Extracted data entries:

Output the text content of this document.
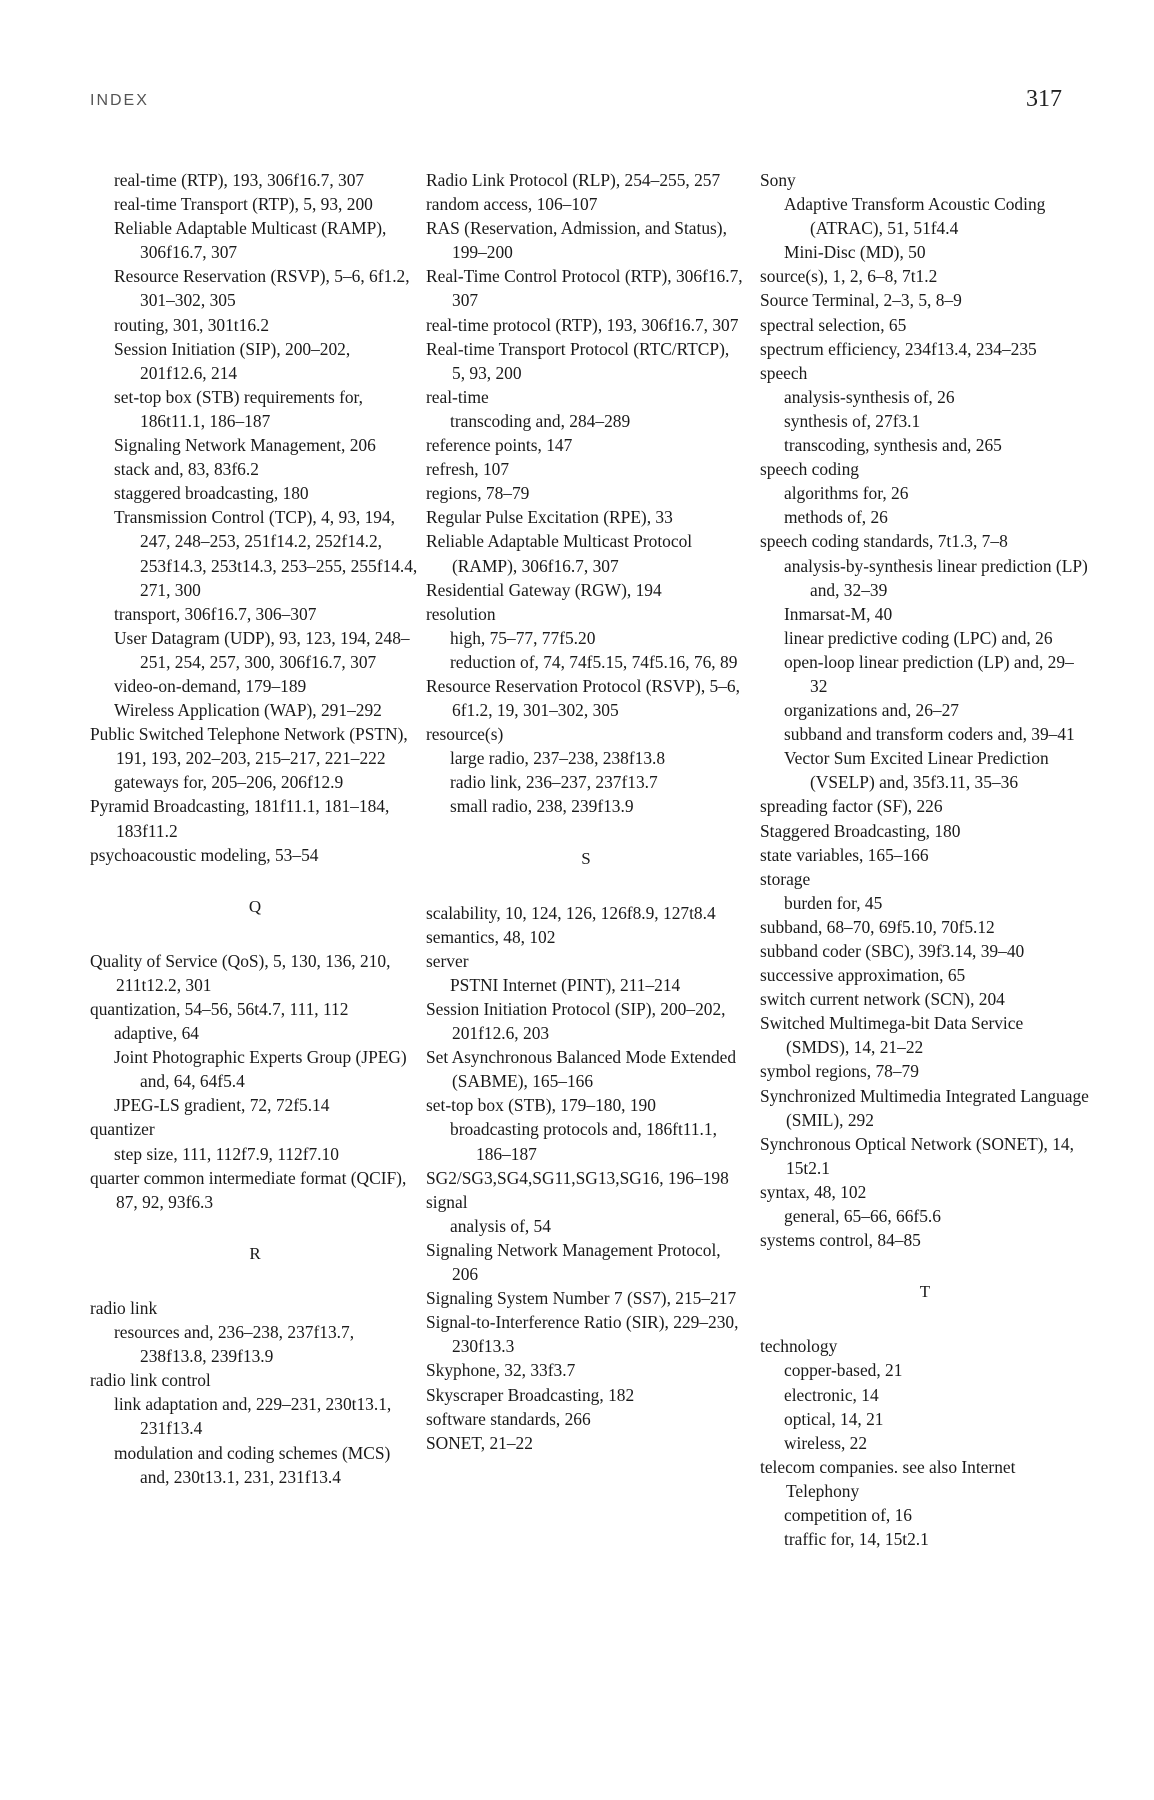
INDEX	317

real-time (RTP), 193, 306f16.7, 307

real-time Transport (RTP), 5, 93, 200

Reliable Adaptable Multicast (RAMP), 306f16.7, 307

Resource Reservation (RSVP), 5–6, 6f1.2, 301–302, 305

routing, 301, 301t16.2

Session Initiation (SIP), 200–202, 201f12.6, 214

set-top box (STB) requirements for, 186t11.1, 186–187

Signaling Network Management, 206

stack and, 83, 83f6.2

staggered broadcasting, 180

Transmission Control (TCP), 4, 93, 194, 247, 248–253, 251f14.2, 252f14.2, 253f14.3, 253t14.3, 253–255, 255f14.4, 271, 300

transport, 306f16.7, 306–307

User Datagram (UDP), 93, 123, 194, 248–251, 254, 257, 300, 306f16.7, 307

video-on-demand, 179–189

Wireless Application (WAP), 291–292

Public Switched Telephone Network (PSTN), 191, 193, 202–203, 215–217, 221–222

gateways for, 205–206, 206f12.9

Pyramid Broadcasting, 181f11.1, 181–184, 183f11.2

psychoacoustic modeling, 53–54

Q

Quality of Service (QoS), 5, 130, 136, 210, 211t12.2, 301

quantization, 54–56, 56t4.7, 111, 112

adaptive, 64

Joint Photographic Experts Group (JPEG) and, 64, 64f5.4

JPEG-LS gradient, 72, 72f5.14

quantizer

step size, 111, 112f7.9, 112f7.10

quarter common intermediate format (QCIF), 87, 92, 93f6.3

R

radio link

resources and, 236–238, 237f13.7, 238f13.8, 239f13.9

radio link control

link adaptation and, 229–231, 230t13.1, 231f13.4

modulation and coding schemes (MCS) and, 230t13.1, 231, 231f13.4

Radio Link Protocol (RLP), 254–255, 257

random access, 106–107

RAS (Reservation, Admission, and Status), 199–200

Real-Time Control Protocol (RTP), 306f16.7, 307

real-time protocol (RTP), 193, 306f16.7, 307

Real-time Transport Protocol (RTC/RTCP), 5, 93, 200

real-time

transcoding and, 284–289

reference points, 147

refresh, 107

regions, 78–79

Regular Pulse Excitation (RPE), 33

Reliable Adaptable Multicast Protocol (RAMP), 306f16.7, 307

Residential Gateway (RGW), 194

resolution

high, 75–77, 77f5.20

reduction of, 74, 74f5.15, 74f5.16, 76, 89

Resource Reservation Protocol (RSVP), 5–6, 6f1.2, 19, 301–302, 305

resource(s)

large radio, 237–238, 238f13.8

radio link, 236–237, 237f13.7

small radio, 238, 239f13.9

S

scalability, 10, 124, 126, 126f8.9, 127t8.4

semantics, 48, 102

server

PSTNI Internet (PINT), 211–214

Session Initiation Protocol (SIP), 200–202, 201f12.6, 203

Set Asynchronous Balanced Mode Extended (SABME), 165–166

set-top box (STB), 179–180, 190

broadcasting protocols and, 186ft11.1, 186–187

SG2/SG3,SG4,SG11,SG13,SG16, 196–198

signal

analysis of, 54

Signaling Network Management Protocol, 206

Signaling System Number 7 (SS7), 215–217

Signal-to-Interference Ratio (SIR), 229–230, 230f13.3

Skyphone, 32, 33f3.7

Skyscraper Broadcasting, 182

software standards, 266

SONET, 21–22

Sony

Adaptive Transform Acoustic Coding (ATRAC), 51, 51f4.4

Mini-Disc (MD), 50

source(s), 1, 2, 6–8, 7t1.2

Source Terminal, 2–3, 5, 8–9

spectral selection, 65

spectrum efficiency, 234f13.4, 234–235

speech

analysis-synthesis of, 26

synthesis of, 27f3.1

transcoding, synthesis and, 265

speech coding

algorithms for, 26

methods of, 26

speech coding standards, 7t1.3, 7–8

analysis-by-synthesis linear prediction (LP) and, 32–39

Inmarsat-M, 40

linear predictive coding (LPC) and, 26

open-loop linear prediction (LP) and, 29–32

organizations and, 26–27

subband and transform coders and, 39–41

Vector Sum Excited Linear Prediction (VSELP) and, 35f3.11, 35–36

spreading factor (SF), 226

Staggered Broadcasting, 180

state variables, 165–166

storage

burden for, 45

subband, 68–70, 69f5.10, 70f5.12

subband coder (SBC), 39f3.14, 39–40

successive approximation, 65

switch current network (SCN), 204

Switched Multimega-bit Data Service (SMDS), 14, 21–22

symbol regions, 78–79

Synchronized Multimedia Integrated Language (SMIL), 292

Synchronous Optical Network (SONET), 14, 15t2.1

syntax, 48, 102

general, 65–66, 66f5.6

systems control, 84–85

T

technology

copper-based, 21

electronic, 14

optical, 14, 21

wireless, 22

telecom companies. see also Internet Telephony

competition of, 16

traffic for, 14, 15t2.1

— Aim —
Reply with one number only, the count of lines above that hold the string "synthesis".

— Complete response —
4